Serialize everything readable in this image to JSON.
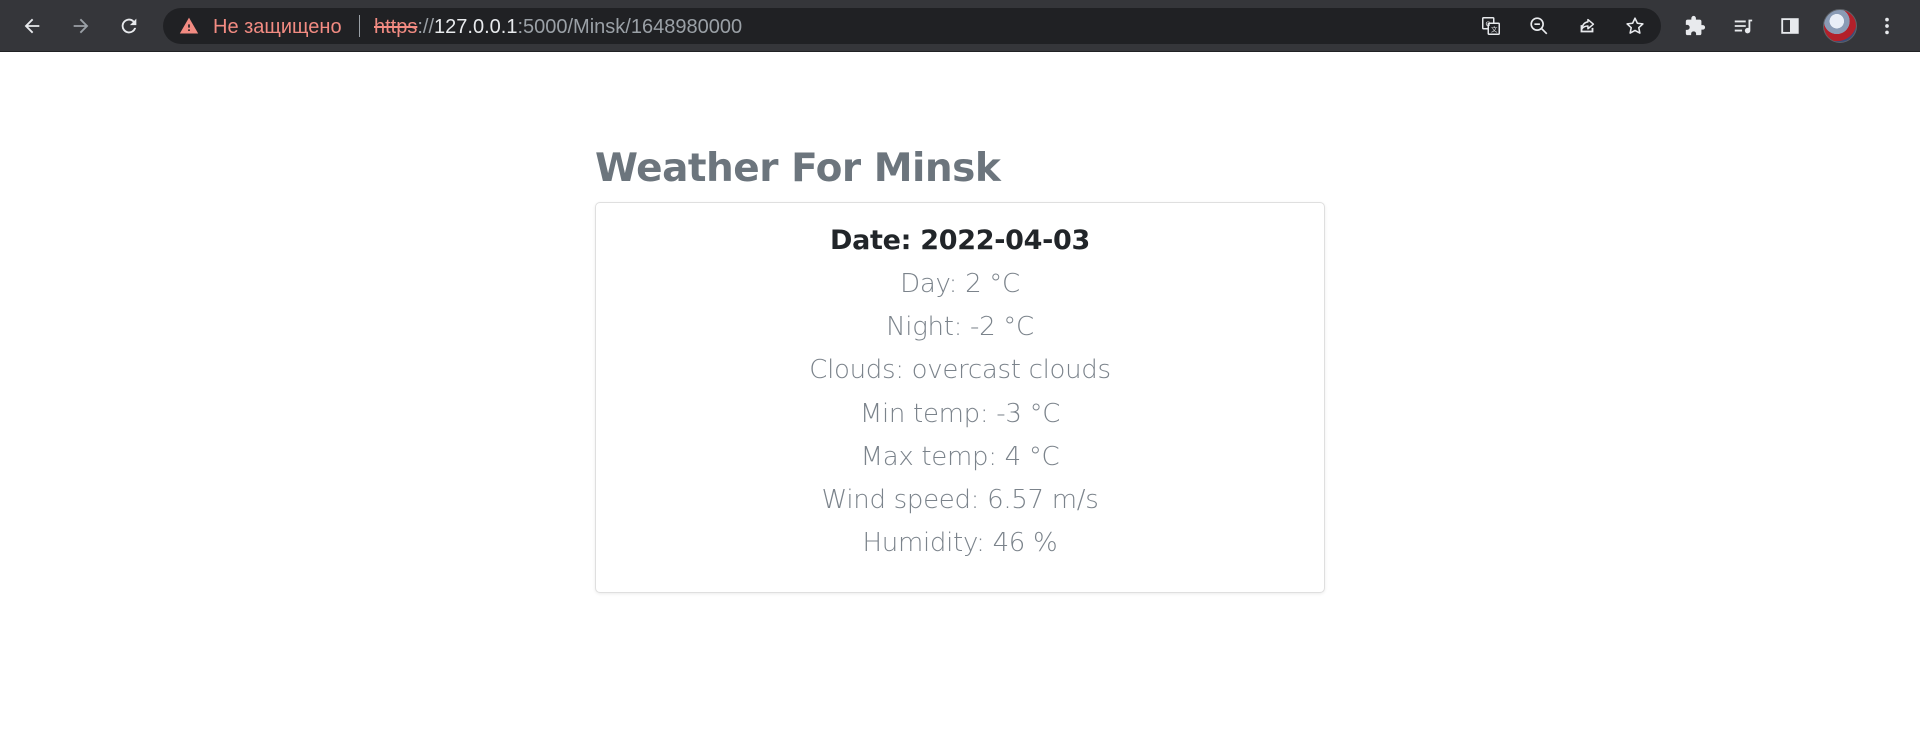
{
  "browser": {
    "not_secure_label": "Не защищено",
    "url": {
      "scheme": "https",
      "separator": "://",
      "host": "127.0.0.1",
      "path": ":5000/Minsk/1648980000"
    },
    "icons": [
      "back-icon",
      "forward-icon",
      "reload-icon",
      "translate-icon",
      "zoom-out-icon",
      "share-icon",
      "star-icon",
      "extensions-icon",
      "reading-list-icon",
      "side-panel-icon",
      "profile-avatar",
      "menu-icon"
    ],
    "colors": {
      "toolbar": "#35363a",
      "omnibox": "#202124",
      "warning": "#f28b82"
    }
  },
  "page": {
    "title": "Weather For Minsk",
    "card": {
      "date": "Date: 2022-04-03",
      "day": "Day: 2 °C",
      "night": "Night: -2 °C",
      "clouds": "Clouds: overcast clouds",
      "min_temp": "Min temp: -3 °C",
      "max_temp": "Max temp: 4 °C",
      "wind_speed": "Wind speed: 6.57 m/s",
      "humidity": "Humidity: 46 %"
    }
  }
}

# # # # # # #

# STATED EXERCISE:
An exact transcription of all the entries is required, without the pictures.

# EXERCISE OUTPUT:
Serialize everything readable in this image to JSON.
{
  "browser": {
    "not_secure_label": "Не защищено",
    "url": {
      "scheme": "https",
      "separator": "://",
      "host": "127.0.0.1",
      "path": ":5000/Minsk/1648980000"
    },
    "icons": [
      "back-icon",
      "forward-icon",
      "reload-icon",
      "translate-icon",
      "zoom-out-icon",
      "share-icon",
      "star-icon",
      "extensions-icon",
      "reading-list-icon",
      "side-panel-icon",
      "profile-avatar",
      "menu-icon"
    ],
    "colors": {
      "toolbar": "#35363a",
      "omnibox": "#202124",
      "warning": "#f28b82"
    }
  },
  "page": {
    "title": "Weather For Minsk",
    "card": {
      "date": "Date: 2022-04-03",
      "day": "Day: 2 °C",
      "night": "Night: -2 °C",
      "clouds": "Clouds: overcast clouds",
      "min_temp": "Min temp: -3 °C",
      "max_temp": "Max temp: 4 °C",
      "wind_speed": "Wind speed: 6.57 m/s",
      "humidity": "Humidity: 46 %"
    }
  }
}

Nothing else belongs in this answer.